## MATERIAL FOR THIS TASK
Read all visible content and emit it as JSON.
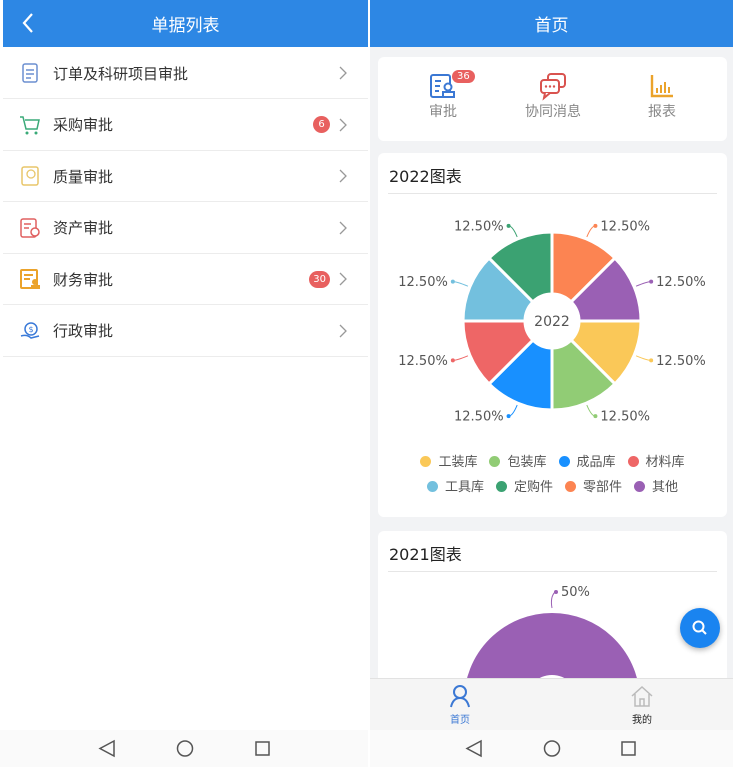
{
  "left": {
    "title": "单据列表",
    "items": [
      {
        "label": "订单及科研项目审批",
        "icon": "document-icon",
        "color": "#6b8fd0",
        "badge": null
      },
      {
        "label": "采购审批",
        "icon": "cart-icon",
        "color": "#3aaa78",
        "badge": "6"
      },
      {
        "label": "质量审批",
        "icon": "quality-icon",
        "color": "#e8c66a",
        "badge": null
      },
      {
        "label": "资产审批",
        "icon": "asset-certificate-icon",
        "color": "#e06060",
        "badge": null
      },
      {
        "label": "财务审批",
        "icon": "finance-stamp-icon",
        "color": "#eba32b",
        "badge": "30"
      },
      {
        "label": "行政审批",
        "icon": "admin-money-hand-icon",
        "color": "#3a7ad8",
        "badge": null
      }
    ]
  },
  "right": {
    "title": "首页",
    "quick": [
      {
        "label": "审批",
        "badge": "36",
        "color": "#3b78d4"
      },
      {
        "label": "协同消息",
        "color": "#d9534f"
      },
      {
        "label": "报表",
        "color": "#eba32b"
      }
    ],
    "tabs": [
      {
        "label": "首页",
        "active": true
      },
      {
        "label": "我的",
        "active": false
      }
    ]
  },
  "chart_data": [
    {
      "type": "pie",
      "title": "2022图表",
      "center_label": "2022",
      "legend_position": "bottom",
      "categories": [
        "工装库",
        "包装库",
        "成品库",
        "材料库",
        "工具库",
        "定购件",
        "零部件",
        "其他"
      ],
      "values": [
        12.5,
        12.5,
        12.5,
        12.5,
        12.5,
        12.5,
        12.5,
        12.5
      ],
      "labels": [
        "12.50%",
        "12.50%",
        "12.50%",
        "12.50%",
        "12.50%",
        "12.50%",
        "12.50%",
        "12.50%"
      ],
      "colors": [
        "#fac858",
        "#91cc75",
        "#1890ff",
        "#ee6666",
        "#73c0de",
        "#3ba272",
        "#fc8452",
        "#9a60b4"
      ]
    },
    {
      "type": "pie",
      "title": "2021图表",
      "visible_labels": [
        "50%"
      ],
      "colors": [
        "#9a60b4"
      ]
    }
  ]
}
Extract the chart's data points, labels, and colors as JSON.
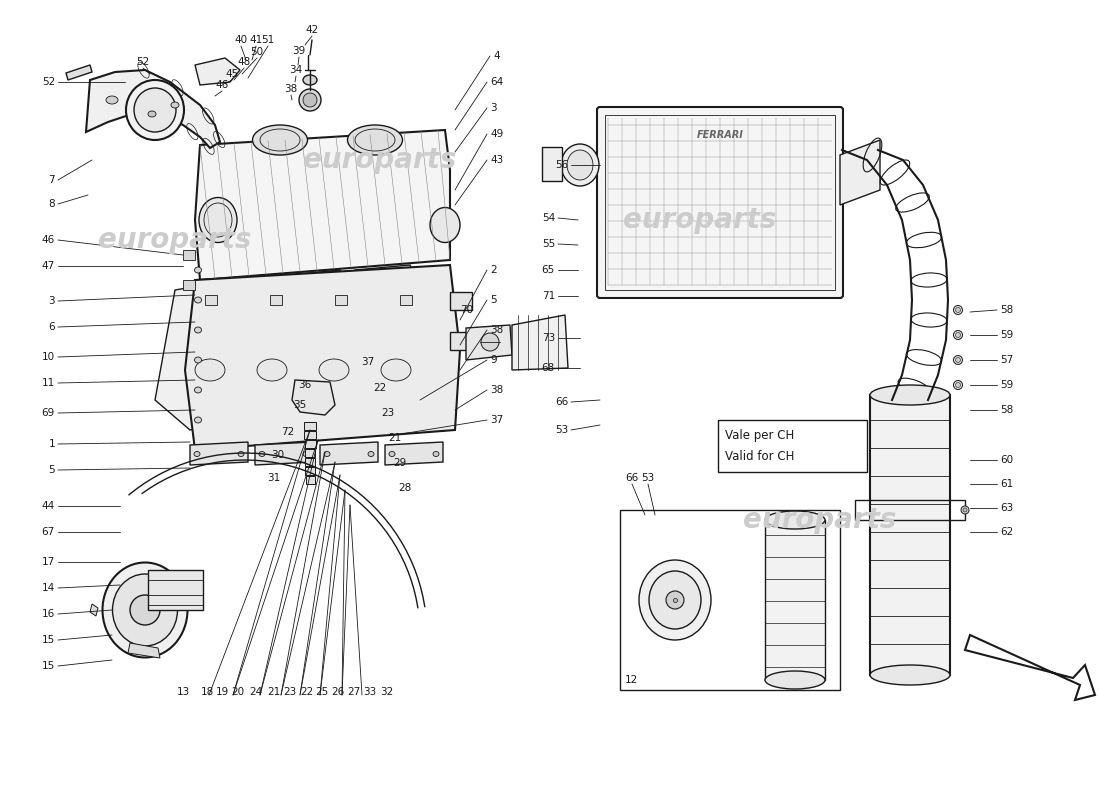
{
  "background_color": "#ffffff",
  "line_color": "#1a1a1a",
  "text_color": "#1a1a1a",
  "watermark_color": "#cccccc",
  "watermark_text": "europarts",
  "fig_width": 11.0,
  "fig_height": 8.0,
  "note_text_1": "Vale per CH",
  "note_text_2": "Valid for CH",
  "left_labels": [
    [
      52,
      718,
      "52"
    ],
    [
      7,
      620,
      "7"
    ],
    [
      8,
      596,
      "8"
    ],
    [
      46,
      560,
      "46"
    ],
    [
      47,
      534,
      "47"
    ],
    [
      3,
      499,
      "3"
    ],
    [
      6,
      473,
      "6"
    ],
    [
      10,
      443,
      "10"
    ],
    [
      11,
      417,
      "11"
    ],
    [
      69,
      387,
      "69"
    ],
    [
      1,
      356,
      "1"
    ],
    [
      5,
      330,
      "5"
    ],
    [
      44,
      294,
      "44"
    ],
    [
      67,
      268,
      "67"
    ],
    [
      17,
      238,
      "17"
    ],
    [
      14,
      212,
      "14"
    ],
    [
      16,
      186,
      "16"
    ],
    [
      15,
      160,
      "15"
    ],
    [
      15,
      134,
      "15"
    ]
  ],
  "right_labels_col1": [
    [
      56,
      632,
      "56"
    ],
    [
      54,
      580,
      "54"
    ],
    [
      55,
      554,
      "55"
    ],
    [
      65,
      528,
      "65"
    ],
    [
      71,
      502,
      "71"
    ],
    [
      73,
      461,
      "73"
    ],
    [
      68,
      431,
      "68"
    ],
    [
      66,
      395,
      "66"
    ]
  ],
  "right_labels_col2": [
    [
      58,
      490,
      "58"
    ],
    [
      59,
      466,
      "59"
    ],
    [
      57,
      442,
      "57"
    ],
    [
      59,
      418,
      "59"
    ],
    [
      58,
      390,
      "58"
    ],
    [
      60,
      336,
      "60"
    ],
    [
      61,
      312,
      "61"
    ],
    [
      63,
      288,
      "63"
    ],
    [
      62,
      264,
      "62"
    ]
  ],
  "top_labels_left": [
    [
      153,
      724,
      "52"
    ],
    [
      234,
      742,
      "40"
    ],
    [
      248,
      742,
      "41"
    ],
    [
      305,
      760,
      "42"
    ],
    [
      295,
      740,
      "39"
    ],
    [
      292,
      718,
      "34"
    ],
    [
      289,
      698,
      "38"
    ],
    [
      274,
      730,
      "51"
    ],
    [
      264,
      718,
      "50"
    ],
    [
      251,
      716,
      "48"
    ],
    [
      242,
      708,
      "45"
    ],
    [
      236,
      700,
      "46"
    ]
  ],
  "top_labels_right": [
    [
      483,
      732,
      "4"
    ],
    [
      480,
      706,
      "64"
    ],
    [
      480,
      682,
      "3"
    ],
    [
      481,
      658,
      "49"
    ],
    [
      481,
      634,
      "43"
    ]
  ],
  "bottom_labels_row": [
    [
      185,
      99,
      "13"
    ],
    [
      208,
      99,
      "18"
    ],
    [
      224,
      99,
      "19"
    ],
    [
      241,
      99,
      "20"
    ],
    [
      260,
      99,
      "24"
    ],
    [
      278,
      99,
      "21"
    ],
    [
      294,
      99,
      "23"
    ],
    [
      311,
      99,
      "22"
    ],
    [
      327,
      99,
      "25"
    ],
    [
      343,
      99,
      "26"
    ],
    [
      360,
      99,
      "27"
    ],
    [
      376,
      99,
      "33"
    ],
    [
      393,
      99,
      "32"
    ]
  ],
  "bottom_labels_mid": [
    [
      300,
      396,
      "36"
    ],
    [
      299,
      376,
      "35"
    ],
    [
      291,
      352,
      "72"
    ],
    [
      282,
      328,
      "30"
    ],
    [
      278,
      307,
      "31"
    ],
    [
      378,
      430,
      "37"
    ],
    [
      387,
      396,
      "22"
    ],
    [
      394,
      369,
      "23"
    ],
    [
      399,
      344,
      "21"
    ],
    [
      404,
      318,
      "29"
    ],
    [
      409,
      293,
      "28"
    ],
    [
      408,
      462,
      "9"
    ],
    [
      434,
      490,
      "2"
    ],
    [
      434,
      455,
      "5"
    ],
    [
      434,
      425,
      "38"
    ],
    [
      457,
      488,
      "70"
    ]
  ]
}
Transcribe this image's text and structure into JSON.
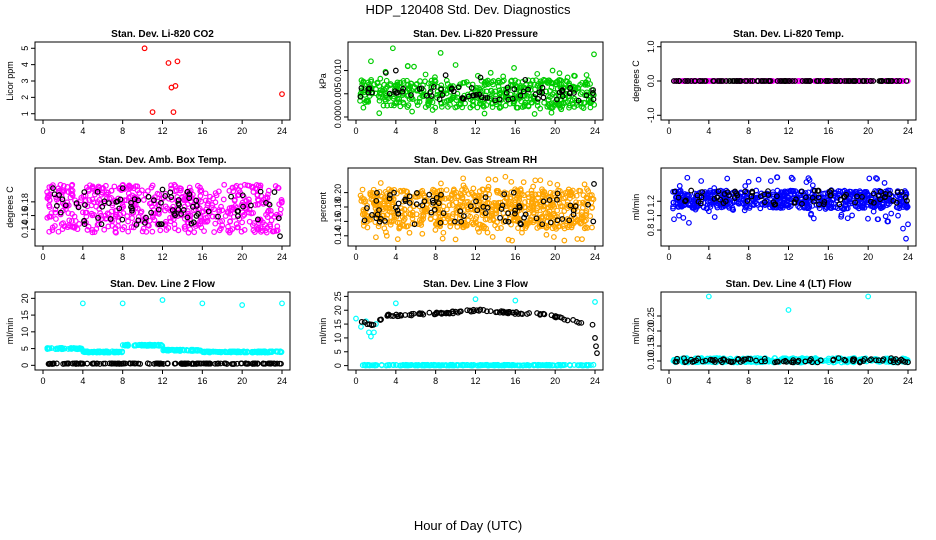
{
  "title": "HDP_120408  Std. Dev. Diagnostics",
  "xlabel": "Hour of Day (UTC)",
  "chart_data": [
    {
      "type": "scatter",
      "title": "Stan. Dev. Li-820 CO2",
      "ylabel": "Licor ppm",
      "xlim": [
        0,
        24
      ],
      "ylim": [
        0.8,
        5.2
      ],
      "xticks": [
        "0",
        "4",
        "8",
        "12",
        "16",
        "20",
        "24"
      ],
      "yticks": [
        "1",
        "2",
        "3",
        "4",
        "5"
      ],
      "ytick_values": [
        1,
        2,
        3,
        4,
        5
      ],
      "series": [
        {
          "color": "#ff0000",
          "band": [
            0.55,
            0.72
          ],
          "density": 300,
          "x": [
            10.2,
            11,
            12.6,
            12.9,
            13.1,
            13.5,
            13.3,
            24
          ],
          "y": [
            5.0,
            1.1,
            4.1,
            2.6,
            1.1,
            4.2,
            2.7,
            2.2
          ]
        },
        {
          "color": "#000000",
          "band": [
            0.55,
            0.68
          ],
          "density": 90,
          "x": [],
          "y": []
        }
      ]
    },
    {
      "type": "scatter",
      "title": "Stan. Dev. Li-820 Pressure",
      "ylabel": "kPa",
      "xlim": [
        0,
        24
      ],
      "ylim": [
        0,
        0.0155
      ],
      "xticks": [
        "0",
        "4",
        "8",
        "12",
        "16",
        "20",
        "24"
      ],
      "yticks": [
        "0.000",
        "0.005",
        "0.010"
      ],
      "ytick_values": [
        0,
        0.005,
        0.01
      ],
      "series": [
        {
          "color": "#00cc00",
          "band": [
            0.002,
            0.008
          ],
          "density": 520,
          "x": [
            3.7,
            8.5,
            1.5,
            5.2,
            10,
            23.9
          ],
          "y": [
            0.0148,
            0.0138,
            0.012,
            0.011,
            0.0112,
            0.0135
          ],
          "scatter_lo": 0.0005,
          "scatter_hi": 0.0112
        },
        {
          "color": "#000000",
          "band": [
            0.0035,
            0.0065
          ],
          "density": 70,
          "x": [
            3,
            4,
            9,
            12.5,
            17
          ],
          "y": [
            0.0095,
            0.01,
            0.009,
            0.0085,
            0.008
          ]
        }
      ]
    },
    {
      "type": "scatter",
      "title": "Stan. Dev. Li-820 Temp.",
      "ylabel": "degrees C",
      "xlim": [
        0,
        24
      ],
      "ylim": [
        -1.05,
        1.05
      ],
      "xticks": [
        "0",
        "4",
        "8",
        "12",
        "16",
        "20",
        "24"
      ],
      "yticks": [
        "-1.0",
        "0.0",
        "1.0"
      ],
      "ytick_values": [
        -1,
        0,
        1
      ],
      "series": [
        {
          "color": "#ff00ff",
          "band": [
            0,
            0
          ],
          "density": 230,
          "x": [],
          "y": []
        },
        {
          "color": "#000000",
          "band": [
            0,
            0
          ],
          "density": 120,
          "x": [],
          "y": []
        }
      ]
    },
    {
      "type": "scatter",
      "title": "Stan. Dev. Amb. Box Temp.",
      "ylabel": "degrees C",
      "xlim": [
        0,
        24
      ],
      "ylim": [
        0.12,
        0.225
      ],
      "xticks": [
        "0",
        "4",
        "8",
        "12",
        "16",
        "20",
        "24"
      ],
      "yticks": [
        "0.14",
        "0.16",
        "0.18"
      ],
      "ytick_values": [
        0.14,
        0.16,
        0.18
      ],
      "series": [
        {
          "color": "#ff00ff",
          "band": [
            0.135,
            0.205
          ],
          "density": 560,
          "x": [],
          "y": []
        },
        {
          "color": "#000000",
          "band": [
            0.145,
            0.195
          ],
          "density": 80,
          "x": [
            1,
            8,
            12,
            23.8
          ],
          "y": [
            0.2,
            0.2,
            0.198,
            0.13
          ]
        }
      ]
    },
    {
      "type": "scatter",
      "title": "Stan. Dev. Gas Stream RH",
      "ylabel": "percent",
      "xlim": [
        0,
        24
      ],
      "ylim": [
        0.13,
        0.23
      ],
      "xticks": [
        "0",
        "4",
        "8",
        "12",
        "16",
        "20",
        "24"
      ],
      "yticks": [
        "0.14",
        "0.16",
        "0.18",
        "0.20"
      ],
      "ytick_values": [
        0.14,
        0.16,
        0.18,
        0.2
      ],
      "series": [
        {
          "color": "#ffa500",
          "band": [
            0.15,
            0.205
          ],
          "density": 720,
          "x": [
            15,
            14,
            18,
            2,
            10
          ],
          "y": [
            0.222,
            0.218,
            0.217,
            0.138,
            0.135
          ],
          "scatter_lo": 0.133,
          "scatter_hi": 0.22
        },
        {
          "color": "#000000",
          "band": [
            0.155,
            0.2
          ],
          "density": 80,
          "x": [
            23.9
          ],
          "y": [
            0.212
          ]
        }
      ]
    },
    {
      "type": "scatter",
      "title": "Stan. Dev. Sample Flow",
      "ylabel": "ml/min",
      "xlim": [
        0,
        24
      ],
      "ylim": [
        0.62,
        1.62
      ],
      "xticks": [
        "0",
        "4",
        "8",
        "12",
        "16",
        "20",
        "24"
      ],
      "yticks": [
        "0.8",
        "1.0",
        "1.2"
      ],
      "ytick_values": [
        0.8,
        1.0,
        1.2
      ],
      "series": [
        {
          "color": "#0000ff",
          "band": [
            1.1,
            1.35
          ],
          "density": 620,
          "x": [
            0.5,
            1,
            2,
            8,
            9,
            14,
            21,
            22,
            23,
            23.5,
            23.8,
            24
          ],
          "y": [
            0.95,
            1.0,
            0.9,
            1.47,
            1.5,
            1.52,
            0.95,
            0.92,
            1.0,
            0.82,
            0.68,
            0.88
          ],
          "scatter_lo": 0.9,
          "scatter_hi": 1.55
        },
        {
          "color": "#000000",
          "band": [
            1.15,
            1.35
          ],
          "density": 80,
          "x": [],
          "y": []
        }
      ]
    },
    {
      "type": "scatter",
      "title": "Stan. Dev. Line 2 Flow",
      "ylabel": "ml/min",
      "xlim": [
        0,
        24
      ],
      "ylim": [
        -0.5,
        21
      ],
      "xticks": [
        "0",
        "4",
        "8",
        "12",
        "16",
        "20",
        "24"
      ],
      "yticks": [
        "0",
        "5",
        "10",
        "15",
        "20"
      ],
      "ytick_values": [
        0,
        5,
        10,
        15,
        20
      ],
      "series": [
        {
          "color": "#00ffff",
          "x": [
            4,
            8,
            12,
            16,
            20,
            24
          ],
          "y": [
            18.5,
            18.5,
            19.5,
            18.5,
            18,
            18.5
          ],
          "levels": [
            [
              0,
              4,
              5
            ],
            [
              4,
              8,
              4
            ],
            [
              8,
              12,
              6
            ],
            [
              12,
              16,
              4.5
            ],
            [
              16,
              24,
              4
            ]
          ],
          "density": 340
        },
        {
          "color": "#000000",
          "band": [
            0.4,
            0.6
          ],
          "density": 170,
          "x": [],
          "y": []
        }
      ]
    },
    {
      "type": "scatter",
      "title": "Stan. Dev. Line 3 Flow",
      "ylabel": "ml/min",
      "xlim": [
        0,
        24
      ],
      "ylim": [
        -0.5,
        25.5
      ],
      "xticks": [
        "0",
        "4",
        "8",
        "12",
        "16",
        "20",
        "24"
      ],
      "yticks": [
        "0",
        "5",
        "10",
        "15",
        "20",
        "25"
      ],
      "ytick_values": [
        0,
        5,
        10,
        15,
        20,
        25
      ],
      "series": [
        {
          "color": "#00ffff",
          "band": [
            0,
            0.3
          ],
          "density": 240,
          "x": [
            0,
            0.5,
            1,
            1.3,
            1.5,
            1.8,
            2,
            4,
            12,
            16,
            24
          ],
          "y": [
            17,
            14,
            16,
            12,
            10.5,
            12,
            15,
            22.5,
            24,
            23.5,
            23
          ]
        },
        {
          "color": "#000000",
          "curve": [
            [
              0,
              17
            ],
            [
              1.5,
              14.5
            ],
            [
              3,
              18
            ],
            [
              6,
              18.5
            ],
            [
              9,
              19
            ],
            [
              12,
              20
            ],
            [
              16,
              19
            ],
            [
              19,
              18.5
            ],
            [
              22,
              16
            ],
            [
              24,
              15
            ]
          ],
          "density": 110,
          "x": [
            24,
            24.1,
            24.2
          ],
          "y": [
            10,
            7,
            4.5
          ]
        }
      ]
    },
    {
      "type": "scatter",
      "title": "Stan. Dev. Line 4 (LT) Flow",
      "ylabel": "ml/min",
      "xlim": [
        0,
        24
      ],
      "ylim": [
        0.08,
        0.32
      ],
      "xticks": [
        "0",
        "4",
        "8",
        "12",
        "16",
        "20",
        "24"
      ],
      "yticks": [
        "0.10",
        "0.15",
        "0.20",
        "0.25"
      ],
      "ytick_values": [
        0.1,
        0.15,
        0.2,
        0.25
      ],
      "series": [
        {
          "color": "#00ffff",
          "band": [
            0.095,
            0.11
          ],
          "density": 330,
          "x": [
            4,
            12,
            20
          ],
          "y": [
            0.315,
            0.27,
            0.315
          ]
        },
        {
          "color": "#000000",
          "band": [
            0.095,
            0.11
          ],
          "density": 90,
          "x": [],
          "y": []
        }
      ]
    }
  ]
}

## PROBLEM STATEMENT
Go through the preceding material and copy each line that has the word "JSON".

## WRITTEN RESPONSE
Read all visible content and emit it as JSON.
Extract the chart's data points, labels, and colors as JSON.
Transcribe this image's text and structure into JSON.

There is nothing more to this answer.